- _ROWS_

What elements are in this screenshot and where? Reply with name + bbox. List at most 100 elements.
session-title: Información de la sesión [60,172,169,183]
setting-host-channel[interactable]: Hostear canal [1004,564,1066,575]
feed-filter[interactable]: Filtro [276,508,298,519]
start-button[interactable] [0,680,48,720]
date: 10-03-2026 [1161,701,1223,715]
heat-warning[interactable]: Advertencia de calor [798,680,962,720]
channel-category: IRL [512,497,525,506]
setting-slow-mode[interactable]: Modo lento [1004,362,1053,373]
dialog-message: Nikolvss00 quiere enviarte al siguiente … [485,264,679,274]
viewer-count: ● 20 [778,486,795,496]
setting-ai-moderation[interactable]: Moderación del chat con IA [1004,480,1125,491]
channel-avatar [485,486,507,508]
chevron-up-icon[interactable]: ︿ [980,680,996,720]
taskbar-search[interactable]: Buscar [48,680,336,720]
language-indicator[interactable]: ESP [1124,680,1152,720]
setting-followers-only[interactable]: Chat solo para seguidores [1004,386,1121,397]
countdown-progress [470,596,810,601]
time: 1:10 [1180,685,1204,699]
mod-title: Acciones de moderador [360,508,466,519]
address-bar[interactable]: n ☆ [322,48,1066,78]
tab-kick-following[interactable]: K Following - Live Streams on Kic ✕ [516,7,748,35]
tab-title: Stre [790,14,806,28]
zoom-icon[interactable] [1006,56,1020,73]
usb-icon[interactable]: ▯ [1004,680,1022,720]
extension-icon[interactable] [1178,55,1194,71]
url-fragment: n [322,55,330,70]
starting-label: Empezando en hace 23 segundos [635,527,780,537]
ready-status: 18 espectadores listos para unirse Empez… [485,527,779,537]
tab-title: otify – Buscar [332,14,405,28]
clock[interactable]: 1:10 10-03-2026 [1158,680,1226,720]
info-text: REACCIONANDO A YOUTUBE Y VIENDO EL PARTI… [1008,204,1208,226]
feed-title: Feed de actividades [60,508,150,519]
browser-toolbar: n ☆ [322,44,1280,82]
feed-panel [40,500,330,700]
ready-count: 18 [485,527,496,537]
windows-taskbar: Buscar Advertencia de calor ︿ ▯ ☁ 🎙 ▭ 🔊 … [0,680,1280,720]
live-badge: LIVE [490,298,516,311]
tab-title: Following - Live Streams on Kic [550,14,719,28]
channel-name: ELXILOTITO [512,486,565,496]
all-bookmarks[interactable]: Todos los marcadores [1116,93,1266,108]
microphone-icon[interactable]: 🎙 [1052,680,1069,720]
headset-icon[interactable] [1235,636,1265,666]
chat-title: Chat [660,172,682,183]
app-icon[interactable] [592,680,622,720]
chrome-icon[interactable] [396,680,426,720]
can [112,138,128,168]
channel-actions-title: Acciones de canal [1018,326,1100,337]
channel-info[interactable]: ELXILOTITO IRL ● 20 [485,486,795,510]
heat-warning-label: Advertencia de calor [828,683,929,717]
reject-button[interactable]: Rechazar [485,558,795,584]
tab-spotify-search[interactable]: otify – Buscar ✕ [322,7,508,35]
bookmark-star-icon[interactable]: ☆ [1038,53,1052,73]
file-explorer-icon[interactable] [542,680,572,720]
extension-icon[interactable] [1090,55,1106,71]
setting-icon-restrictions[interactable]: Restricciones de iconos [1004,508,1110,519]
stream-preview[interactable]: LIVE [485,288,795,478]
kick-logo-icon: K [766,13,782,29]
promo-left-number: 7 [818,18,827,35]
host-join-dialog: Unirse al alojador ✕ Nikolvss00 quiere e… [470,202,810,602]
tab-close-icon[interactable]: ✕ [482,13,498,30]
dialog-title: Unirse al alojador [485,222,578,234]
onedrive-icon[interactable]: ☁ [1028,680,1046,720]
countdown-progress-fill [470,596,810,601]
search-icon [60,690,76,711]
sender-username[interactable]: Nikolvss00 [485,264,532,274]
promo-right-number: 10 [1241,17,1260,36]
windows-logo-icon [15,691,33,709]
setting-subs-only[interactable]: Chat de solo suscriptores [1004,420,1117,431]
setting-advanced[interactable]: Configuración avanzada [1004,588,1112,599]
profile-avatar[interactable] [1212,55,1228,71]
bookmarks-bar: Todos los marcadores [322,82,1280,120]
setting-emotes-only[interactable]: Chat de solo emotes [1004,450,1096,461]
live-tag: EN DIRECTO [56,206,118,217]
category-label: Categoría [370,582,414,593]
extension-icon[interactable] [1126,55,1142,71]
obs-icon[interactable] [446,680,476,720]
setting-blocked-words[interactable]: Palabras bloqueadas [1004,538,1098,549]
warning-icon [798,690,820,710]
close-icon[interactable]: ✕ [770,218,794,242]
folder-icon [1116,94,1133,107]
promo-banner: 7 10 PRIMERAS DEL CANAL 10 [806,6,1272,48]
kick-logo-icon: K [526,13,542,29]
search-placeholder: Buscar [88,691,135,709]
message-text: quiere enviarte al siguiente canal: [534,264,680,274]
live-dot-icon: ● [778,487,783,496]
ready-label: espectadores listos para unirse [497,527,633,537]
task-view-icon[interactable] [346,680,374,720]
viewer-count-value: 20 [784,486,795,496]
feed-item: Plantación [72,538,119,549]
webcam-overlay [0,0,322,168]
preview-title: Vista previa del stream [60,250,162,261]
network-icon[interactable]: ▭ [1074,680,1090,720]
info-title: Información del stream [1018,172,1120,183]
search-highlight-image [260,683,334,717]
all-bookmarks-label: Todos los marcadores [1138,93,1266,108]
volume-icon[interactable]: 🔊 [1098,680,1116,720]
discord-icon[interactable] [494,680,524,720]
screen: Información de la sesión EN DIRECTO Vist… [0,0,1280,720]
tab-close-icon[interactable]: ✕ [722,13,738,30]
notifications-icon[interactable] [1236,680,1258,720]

- _EXERCISE_
Report, in full, each line of the data above that contains the string "heat". Matching is case-sensitive.

- _SOLUTION TO THIS TASK_
heat-warning[interactable]: Advertencia de calor [798,680,962,720]
heat-warning-label: Advertencia de calor [828,683,929,717]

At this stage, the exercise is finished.